What to do
Count the lines in the entries below that include the word "screenshot". Give nothing but the number.

___ Extracted material

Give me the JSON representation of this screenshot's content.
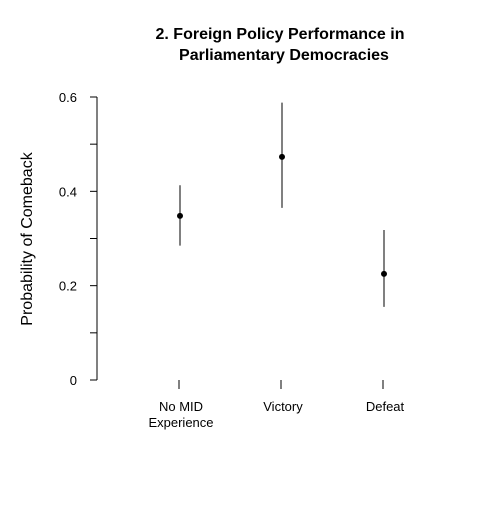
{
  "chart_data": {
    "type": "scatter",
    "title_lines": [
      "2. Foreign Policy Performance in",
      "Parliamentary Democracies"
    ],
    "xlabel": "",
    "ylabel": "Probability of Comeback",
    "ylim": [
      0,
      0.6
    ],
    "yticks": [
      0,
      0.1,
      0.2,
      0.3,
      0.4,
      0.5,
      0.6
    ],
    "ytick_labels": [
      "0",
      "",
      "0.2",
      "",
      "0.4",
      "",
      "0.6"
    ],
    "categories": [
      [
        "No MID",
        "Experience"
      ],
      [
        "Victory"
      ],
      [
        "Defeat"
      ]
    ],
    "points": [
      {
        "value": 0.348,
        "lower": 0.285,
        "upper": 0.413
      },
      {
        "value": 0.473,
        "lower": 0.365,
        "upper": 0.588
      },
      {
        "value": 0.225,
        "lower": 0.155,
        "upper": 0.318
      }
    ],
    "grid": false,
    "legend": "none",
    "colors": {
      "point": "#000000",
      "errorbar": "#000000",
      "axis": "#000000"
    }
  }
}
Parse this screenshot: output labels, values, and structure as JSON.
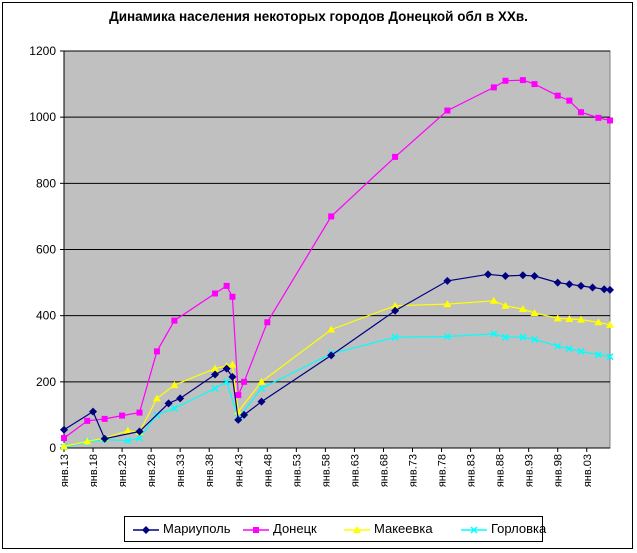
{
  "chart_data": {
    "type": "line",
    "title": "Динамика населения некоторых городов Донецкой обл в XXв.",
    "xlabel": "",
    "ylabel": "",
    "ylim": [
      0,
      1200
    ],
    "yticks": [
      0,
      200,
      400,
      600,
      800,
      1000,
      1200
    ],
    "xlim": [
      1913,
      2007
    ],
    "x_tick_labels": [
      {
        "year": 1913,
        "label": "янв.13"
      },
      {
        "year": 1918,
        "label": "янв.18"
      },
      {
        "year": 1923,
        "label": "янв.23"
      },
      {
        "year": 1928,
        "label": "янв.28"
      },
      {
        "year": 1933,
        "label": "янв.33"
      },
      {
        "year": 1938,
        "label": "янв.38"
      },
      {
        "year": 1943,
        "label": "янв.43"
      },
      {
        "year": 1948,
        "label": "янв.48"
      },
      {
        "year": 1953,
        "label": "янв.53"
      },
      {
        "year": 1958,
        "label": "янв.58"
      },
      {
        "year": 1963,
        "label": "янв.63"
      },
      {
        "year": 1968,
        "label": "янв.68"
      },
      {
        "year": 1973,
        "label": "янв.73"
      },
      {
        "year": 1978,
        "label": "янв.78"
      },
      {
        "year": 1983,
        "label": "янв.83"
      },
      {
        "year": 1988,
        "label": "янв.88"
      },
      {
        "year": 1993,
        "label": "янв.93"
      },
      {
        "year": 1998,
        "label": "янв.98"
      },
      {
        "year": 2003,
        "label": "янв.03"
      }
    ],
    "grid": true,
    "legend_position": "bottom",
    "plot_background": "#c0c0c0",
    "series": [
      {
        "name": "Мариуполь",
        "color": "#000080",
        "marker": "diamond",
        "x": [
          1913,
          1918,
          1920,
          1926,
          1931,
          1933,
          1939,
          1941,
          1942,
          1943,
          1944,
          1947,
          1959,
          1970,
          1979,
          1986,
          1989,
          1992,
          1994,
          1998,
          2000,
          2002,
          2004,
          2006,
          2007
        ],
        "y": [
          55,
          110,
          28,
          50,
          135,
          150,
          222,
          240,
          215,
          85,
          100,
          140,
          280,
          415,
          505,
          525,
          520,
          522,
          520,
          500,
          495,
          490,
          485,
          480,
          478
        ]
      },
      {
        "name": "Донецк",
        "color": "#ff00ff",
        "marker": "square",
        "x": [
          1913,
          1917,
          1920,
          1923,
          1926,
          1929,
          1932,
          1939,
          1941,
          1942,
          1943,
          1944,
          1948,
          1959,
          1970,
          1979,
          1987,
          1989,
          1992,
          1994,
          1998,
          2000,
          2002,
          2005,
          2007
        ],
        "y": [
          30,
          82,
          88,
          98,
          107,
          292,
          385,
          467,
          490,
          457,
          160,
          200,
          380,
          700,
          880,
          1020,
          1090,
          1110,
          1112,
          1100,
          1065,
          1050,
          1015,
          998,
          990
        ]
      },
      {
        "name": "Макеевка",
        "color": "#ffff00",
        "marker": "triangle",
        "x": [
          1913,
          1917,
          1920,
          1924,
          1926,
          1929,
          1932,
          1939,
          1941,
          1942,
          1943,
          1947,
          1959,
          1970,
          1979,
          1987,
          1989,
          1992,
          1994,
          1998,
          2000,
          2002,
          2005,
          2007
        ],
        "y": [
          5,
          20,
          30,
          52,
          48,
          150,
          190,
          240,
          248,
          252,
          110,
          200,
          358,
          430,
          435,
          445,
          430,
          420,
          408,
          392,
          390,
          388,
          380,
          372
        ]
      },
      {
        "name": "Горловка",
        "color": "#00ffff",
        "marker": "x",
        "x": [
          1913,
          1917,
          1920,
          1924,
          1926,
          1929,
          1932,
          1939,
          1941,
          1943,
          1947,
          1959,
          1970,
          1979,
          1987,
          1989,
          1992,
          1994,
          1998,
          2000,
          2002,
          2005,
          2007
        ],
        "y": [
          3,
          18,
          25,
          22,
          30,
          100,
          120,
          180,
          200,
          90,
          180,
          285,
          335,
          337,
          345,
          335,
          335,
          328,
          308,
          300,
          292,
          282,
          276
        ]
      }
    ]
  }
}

______

Result
2